--- Short problem ---
Copy out the entries below in full and exactly.

»»

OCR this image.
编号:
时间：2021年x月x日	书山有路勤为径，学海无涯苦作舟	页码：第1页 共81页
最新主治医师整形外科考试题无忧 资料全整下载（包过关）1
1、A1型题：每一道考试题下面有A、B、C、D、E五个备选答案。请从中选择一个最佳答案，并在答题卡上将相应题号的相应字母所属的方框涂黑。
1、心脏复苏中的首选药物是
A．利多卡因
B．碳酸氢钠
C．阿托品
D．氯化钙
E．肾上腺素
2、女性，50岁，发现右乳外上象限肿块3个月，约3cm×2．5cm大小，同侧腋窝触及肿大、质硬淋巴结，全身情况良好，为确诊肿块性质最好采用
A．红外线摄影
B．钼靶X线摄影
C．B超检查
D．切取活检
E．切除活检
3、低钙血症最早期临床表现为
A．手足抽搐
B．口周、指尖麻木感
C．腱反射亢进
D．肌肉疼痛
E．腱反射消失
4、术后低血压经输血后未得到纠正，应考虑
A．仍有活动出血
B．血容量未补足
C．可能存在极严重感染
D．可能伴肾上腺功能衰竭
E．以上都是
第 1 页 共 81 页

««

--- The result ---
OCR this image.
编号:
时间：2021年x月x日	书山有路勤为径，学海无涯苦作舟	页码：第1页 共81页
最新主治医师整形外科考试题无忧 资料全整下载（包过关）1
1、A1型题：每一道考试题下面有A、B、C、D、E五个备选答案。请从中选择一个最佳答案，并在答题卡上将相应题号的相应字母所属的方框涂黑。
1、心脏复苏中的首选药物是
A．利多卡因
B．碳酸氢钠
C．阿托品
D．氯化钙
E．肾上腺素
2、女性，50岁，发现右乳外上象限肿块3个月，约3cm×2．5cm大小，同侧腋窝触及肿大、质硬淋巴结，全身情况良好，为确诊肿块性质最好采用
A．红外线摄影
B．钼靶X线摄影
C．B超检查
D．切取活检
E．切除活检
3、低钙血症最早期临床表现为
A．手足抽搐
B．口周、指尖麻木感
C．腱反射亢进
D．肌肉疼痛
E．腱反射消失
4、术后低血压经输血后未得到纠正，应考虑
A．仍有活动出血
B．血容量未补足
C．可能存在极严重感染
D．可能伴肾上腺功能衰竭
E．以上都是
第 1 页 共 81 页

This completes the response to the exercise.